▶ [TO BE DONE]:
Make an exact copy of the records, dropping all pictures.

- - - -

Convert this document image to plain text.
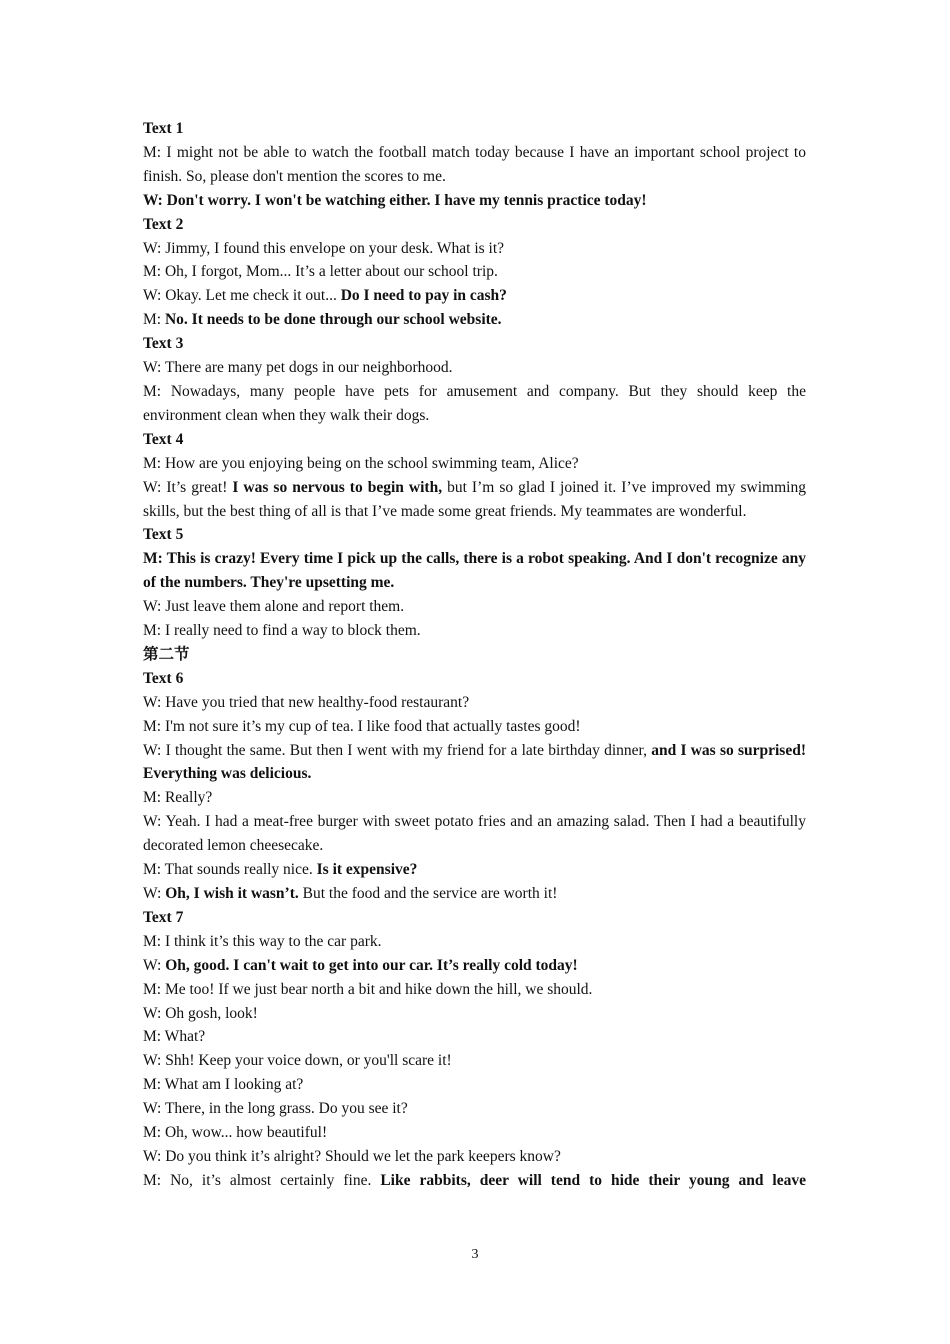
Text 1
M: I might not be able to watch the football match today because I have an important school project to finish. So, please don't mention the scores to me.
W: Don't worry. I won't be watching either. I have my tennis practice today!
Text 2
W: Jimmy, I found this envelope on your desk. What is it?
M: Oh, I forgot, Mom... It’s a letter about our school trip.
W: Okay. Let me check it out... Do I need to pay in cash?
M: No. It needs to be done through our school website.
Text 3
W: There are many pet dogs in our neighborhood.
M: Nowadays, many people have pets for amusement and company. But they should keep the environment clean when they walk their dogs.
Text 4
M: How are you enjoying being on the school swimming team, Alice?
W: It’s great! I was so nervous to begin with, but I’m so glad I joined it. I’ve improved my swimming skills, but the best thing of all is that I’ve made some great friends. My teammates are wonderful.
Text 5
M: This is crazy! Every time I pick up the calls, there is a robot speaking. And I don't recognize any of the numbers. They're upsetting me.
W: Just leave them alone and report them.
M: I really need to find a way to block them.
第二节
Text 6
W: Have you tried that new healthy-food restaurant?
M: I'm not sure it’s my cup of tea. I like food that actually tastes good!
W: I thought the same. But then I went with my friend for a late birthday dinner, and I was so surprised! Everything was delicious.
M: Really?
W: Yeah. I had a meat-free burger with sweet potato fries and an amazing salad. Then I had a beautifully decorated lemon cheesecake.
M: That sounds really nice. Is it expensive?
W: Oh, I wish it wasn’t. But the food and the service are worth it!
Text 7
M: I think it’s this way to the car park.
W: Oh, good. I can't wait to get into our car. It’s really cold today!
M: Me too! If we just bear north a bit and hike down the hill, we should.
W: Oh gosh, look!
M: What?
W: Shh! Keep your voice down, or you'll scare it!
M: What am I looking at?
W: There, in the long grass. Do you see it?
M: Oh, wow... how beautiful!
W: Do you think it’s alright? Should we let the park keepers know?
M: No, it’s almost certainly fine. Like rabbits, deer will tend to hide their young and leave
3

- - - -

▶ [FULL ANSWER]:
Convert this document image to plain text.
Text 1
M: I might not be able to watch the football match today because I have an important school project to finish. So, please don't mention the scores to me.
W: Don't worry. I won't be watching either. I have my tennis practice today!
Text 2
W: Jimmy, I found this envelope on your desk. What is it?
M: Oh, I forgot, Mom... It’s a letter about our school trip.
W: Okay. Let me check it out... Do I need to pay in cash?
M: No. It needs to be done through our school website.
Text 3
W: There are many pet dogs in our neighborhood.
M: Nowadays, many people have pets for amusement and company. But they should keep the environment clean when they walk their dogs.
Text 4
M: How are you enjoying being on the school swimming team, Alice?
W: It’s great! I was so nervous to begin with, but I’m so glad I joined it. I’ve improved my swimming skills, but the best thing of all is that I’ve made some great friends. My teammates are wonderful.
Text 5
M: This is crazy! Every time I pick up the calls, there is a robot speaking. And I don't recognize any of the numbers. They're upsetting me.
W: Just leave them alone and report them.
M: I really need to find a way to block them.
第二节
Text 6
W: Have you tried that new healthy-food restaurant?
M: I'm not sure it’s my cup of tea. I like food that actually tastes good!
W: I thought the same. But then I went with my friend for a late birthday dinner, and I was so surprised! Everything was delicious.
M: Really?
W: Yeah. I had a meat-free burger with sweet potato fries and an amazing salad. Then I had a beautifully decorated lemon cheesecake.
M: That sounds really nice. Is it expensive?
W: Oh, I wish it wasn’t. But the food and the service are worth it!
Text 7
M: I think it’s this way to the car park.
W: Oh, good. I can't wait to get into our car. It’s really cold today!
M: Me too! If we just bear north a bit and hike down the hill, we should.
W: Oh gosh, look!
M: What?
W: Shh! Keep your voice down, or you'll scare it!
M: What am I looking at?
W: There, in the long grass. Do you see it?
M: Oh, wow... how beautiful!
W: Do you think it’s alright? Should we let the park keepers know?
M: No, it’s almost certainly fine. Like rabbits, deer will tend to hide their young and leave
3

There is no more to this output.